What the task requires –
Could you copy every line from the material below in which "Precio" appears?
==*==
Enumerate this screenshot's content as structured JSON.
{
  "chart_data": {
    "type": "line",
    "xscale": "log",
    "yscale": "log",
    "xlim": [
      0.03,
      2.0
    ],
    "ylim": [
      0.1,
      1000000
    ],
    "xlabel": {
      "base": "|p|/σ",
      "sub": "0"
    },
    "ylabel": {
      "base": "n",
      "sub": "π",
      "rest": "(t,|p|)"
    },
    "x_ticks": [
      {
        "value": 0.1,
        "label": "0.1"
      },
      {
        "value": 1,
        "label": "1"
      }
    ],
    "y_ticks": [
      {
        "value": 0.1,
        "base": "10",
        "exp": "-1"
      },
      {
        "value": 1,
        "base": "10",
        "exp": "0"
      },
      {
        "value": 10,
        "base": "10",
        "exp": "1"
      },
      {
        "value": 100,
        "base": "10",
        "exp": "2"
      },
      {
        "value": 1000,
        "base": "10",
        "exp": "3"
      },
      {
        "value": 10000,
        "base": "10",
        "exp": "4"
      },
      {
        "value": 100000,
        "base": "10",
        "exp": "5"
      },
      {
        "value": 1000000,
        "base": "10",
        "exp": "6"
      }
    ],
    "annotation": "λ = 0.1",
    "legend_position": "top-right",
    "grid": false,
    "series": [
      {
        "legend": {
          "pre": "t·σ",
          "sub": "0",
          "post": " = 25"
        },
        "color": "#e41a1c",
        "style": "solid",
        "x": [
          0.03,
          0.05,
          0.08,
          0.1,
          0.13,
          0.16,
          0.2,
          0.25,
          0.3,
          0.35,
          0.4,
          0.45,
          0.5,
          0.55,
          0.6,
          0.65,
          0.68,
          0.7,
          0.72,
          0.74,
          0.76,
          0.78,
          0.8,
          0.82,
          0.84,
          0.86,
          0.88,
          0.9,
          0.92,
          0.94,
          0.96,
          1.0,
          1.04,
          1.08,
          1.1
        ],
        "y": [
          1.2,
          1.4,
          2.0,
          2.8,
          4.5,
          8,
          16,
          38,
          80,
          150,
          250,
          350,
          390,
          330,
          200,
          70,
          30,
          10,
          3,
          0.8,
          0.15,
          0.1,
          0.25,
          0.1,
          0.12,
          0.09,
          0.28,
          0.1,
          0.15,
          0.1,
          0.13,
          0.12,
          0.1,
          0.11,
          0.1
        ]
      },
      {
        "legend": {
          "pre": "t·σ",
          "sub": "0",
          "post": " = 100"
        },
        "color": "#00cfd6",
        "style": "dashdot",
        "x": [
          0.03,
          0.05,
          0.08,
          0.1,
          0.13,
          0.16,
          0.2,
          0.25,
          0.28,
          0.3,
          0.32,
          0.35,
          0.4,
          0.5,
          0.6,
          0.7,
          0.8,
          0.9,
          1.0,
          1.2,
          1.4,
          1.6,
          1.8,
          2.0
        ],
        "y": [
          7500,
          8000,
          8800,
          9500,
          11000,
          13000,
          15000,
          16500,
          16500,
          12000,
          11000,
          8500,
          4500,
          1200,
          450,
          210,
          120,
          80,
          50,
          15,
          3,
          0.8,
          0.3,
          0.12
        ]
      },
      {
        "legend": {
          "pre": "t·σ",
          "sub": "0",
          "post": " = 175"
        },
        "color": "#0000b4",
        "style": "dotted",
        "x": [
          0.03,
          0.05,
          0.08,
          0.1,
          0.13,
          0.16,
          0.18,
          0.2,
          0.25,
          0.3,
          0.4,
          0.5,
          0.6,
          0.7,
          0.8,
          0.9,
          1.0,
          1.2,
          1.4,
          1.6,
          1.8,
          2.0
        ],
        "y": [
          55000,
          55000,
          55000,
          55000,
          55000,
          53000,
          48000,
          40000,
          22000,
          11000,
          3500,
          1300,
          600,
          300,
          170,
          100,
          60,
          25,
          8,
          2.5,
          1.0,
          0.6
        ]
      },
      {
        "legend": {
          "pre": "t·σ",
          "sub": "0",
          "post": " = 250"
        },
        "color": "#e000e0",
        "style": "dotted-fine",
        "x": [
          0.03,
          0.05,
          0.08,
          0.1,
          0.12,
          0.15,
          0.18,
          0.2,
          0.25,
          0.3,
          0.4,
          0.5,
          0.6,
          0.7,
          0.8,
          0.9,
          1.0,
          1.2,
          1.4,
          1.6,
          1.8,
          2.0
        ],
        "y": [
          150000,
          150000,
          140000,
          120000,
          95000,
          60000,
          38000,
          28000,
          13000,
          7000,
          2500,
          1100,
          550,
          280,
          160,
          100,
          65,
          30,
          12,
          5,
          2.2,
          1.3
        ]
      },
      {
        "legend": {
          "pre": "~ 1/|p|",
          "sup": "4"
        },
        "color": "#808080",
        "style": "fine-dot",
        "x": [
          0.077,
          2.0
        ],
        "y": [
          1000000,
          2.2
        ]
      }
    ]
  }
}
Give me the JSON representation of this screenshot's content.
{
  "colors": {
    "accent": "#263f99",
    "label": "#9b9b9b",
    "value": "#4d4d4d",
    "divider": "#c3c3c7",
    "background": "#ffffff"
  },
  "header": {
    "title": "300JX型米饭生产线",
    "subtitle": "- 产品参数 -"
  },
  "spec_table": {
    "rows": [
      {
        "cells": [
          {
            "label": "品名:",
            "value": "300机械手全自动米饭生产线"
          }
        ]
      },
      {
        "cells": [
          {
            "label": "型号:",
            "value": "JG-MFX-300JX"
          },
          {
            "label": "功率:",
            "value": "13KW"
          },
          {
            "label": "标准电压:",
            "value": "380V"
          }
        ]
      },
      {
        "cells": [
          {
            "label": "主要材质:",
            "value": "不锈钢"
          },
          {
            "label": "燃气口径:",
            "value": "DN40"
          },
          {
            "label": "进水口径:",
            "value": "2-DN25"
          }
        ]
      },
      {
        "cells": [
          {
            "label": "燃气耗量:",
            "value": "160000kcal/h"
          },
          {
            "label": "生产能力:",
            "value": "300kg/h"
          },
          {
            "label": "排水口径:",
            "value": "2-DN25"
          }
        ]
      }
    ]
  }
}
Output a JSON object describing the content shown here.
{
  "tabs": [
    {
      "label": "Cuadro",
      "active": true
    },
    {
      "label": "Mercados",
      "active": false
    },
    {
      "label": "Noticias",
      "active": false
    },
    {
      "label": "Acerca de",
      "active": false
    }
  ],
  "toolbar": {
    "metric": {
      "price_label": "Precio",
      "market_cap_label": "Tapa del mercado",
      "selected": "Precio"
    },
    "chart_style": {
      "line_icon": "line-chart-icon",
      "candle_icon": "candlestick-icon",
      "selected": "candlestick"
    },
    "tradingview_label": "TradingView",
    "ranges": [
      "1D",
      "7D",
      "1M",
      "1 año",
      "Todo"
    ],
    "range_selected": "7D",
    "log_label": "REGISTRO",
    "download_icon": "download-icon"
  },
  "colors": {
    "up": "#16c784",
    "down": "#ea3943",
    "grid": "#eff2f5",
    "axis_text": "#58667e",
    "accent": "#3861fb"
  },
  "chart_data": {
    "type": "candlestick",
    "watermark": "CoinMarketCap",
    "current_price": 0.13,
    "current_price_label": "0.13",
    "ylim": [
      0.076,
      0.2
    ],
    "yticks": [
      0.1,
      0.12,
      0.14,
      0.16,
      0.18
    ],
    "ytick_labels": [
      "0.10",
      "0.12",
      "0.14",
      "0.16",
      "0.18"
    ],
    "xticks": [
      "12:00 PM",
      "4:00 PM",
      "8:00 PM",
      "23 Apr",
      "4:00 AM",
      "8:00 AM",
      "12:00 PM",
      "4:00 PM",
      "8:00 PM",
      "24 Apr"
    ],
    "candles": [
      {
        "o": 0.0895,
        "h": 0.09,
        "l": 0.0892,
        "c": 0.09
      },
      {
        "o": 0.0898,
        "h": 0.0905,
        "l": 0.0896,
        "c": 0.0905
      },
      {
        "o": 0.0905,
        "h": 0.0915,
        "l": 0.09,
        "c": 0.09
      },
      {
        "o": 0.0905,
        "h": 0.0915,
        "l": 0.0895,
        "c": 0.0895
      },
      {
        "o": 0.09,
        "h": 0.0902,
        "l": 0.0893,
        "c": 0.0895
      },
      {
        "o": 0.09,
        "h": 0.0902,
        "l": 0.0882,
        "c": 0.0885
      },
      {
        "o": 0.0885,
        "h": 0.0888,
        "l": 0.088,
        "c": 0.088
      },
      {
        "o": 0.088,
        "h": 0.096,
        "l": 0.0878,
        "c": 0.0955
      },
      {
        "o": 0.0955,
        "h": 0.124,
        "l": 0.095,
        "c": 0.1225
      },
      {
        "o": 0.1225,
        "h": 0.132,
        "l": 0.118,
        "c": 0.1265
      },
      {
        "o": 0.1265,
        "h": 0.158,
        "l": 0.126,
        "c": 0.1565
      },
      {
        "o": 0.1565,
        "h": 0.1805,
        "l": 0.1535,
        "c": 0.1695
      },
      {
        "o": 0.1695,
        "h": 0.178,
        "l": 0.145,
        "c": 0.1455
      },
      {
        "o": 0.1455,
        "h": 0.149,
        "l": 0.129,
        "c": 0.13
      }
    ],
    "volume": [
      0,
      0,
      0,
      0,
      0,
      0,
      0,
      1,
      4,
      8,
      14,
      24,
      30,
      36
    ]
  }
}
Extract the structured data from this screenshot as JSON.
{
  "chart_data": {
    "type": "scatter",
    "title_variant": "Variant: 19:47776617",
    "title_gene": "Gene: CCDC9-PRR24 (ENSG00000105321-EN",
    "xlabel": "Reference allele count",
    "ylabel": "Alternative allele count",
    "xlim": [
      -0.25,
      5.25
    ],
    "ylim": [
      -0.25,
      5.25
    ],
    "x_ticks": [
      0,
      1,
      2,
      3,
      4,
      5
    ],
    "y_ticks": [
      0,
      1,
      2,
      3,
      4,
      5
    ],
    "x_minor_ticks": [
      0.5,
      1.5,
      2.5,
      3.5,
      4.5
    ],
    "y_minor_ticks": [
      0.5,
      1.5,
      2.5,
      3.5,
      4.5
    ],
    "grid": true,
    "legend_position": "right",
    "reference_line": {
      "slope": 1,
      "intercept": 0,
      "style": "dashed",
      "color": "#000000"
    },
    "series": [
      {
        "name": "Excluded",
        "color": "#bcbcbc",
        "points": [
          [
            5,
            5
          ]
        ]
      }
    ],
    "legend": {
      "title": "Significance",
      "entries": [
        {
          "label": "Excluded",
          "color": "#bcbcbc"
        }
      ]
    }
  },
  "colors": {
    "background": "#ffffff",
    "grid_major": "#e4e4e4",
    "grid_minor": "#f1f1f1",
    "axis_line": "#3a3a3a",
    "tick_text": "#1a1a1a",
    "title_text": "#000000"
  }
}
==*==
Problem solution –
      "price_label": "Precio",
      "selected": "Precio"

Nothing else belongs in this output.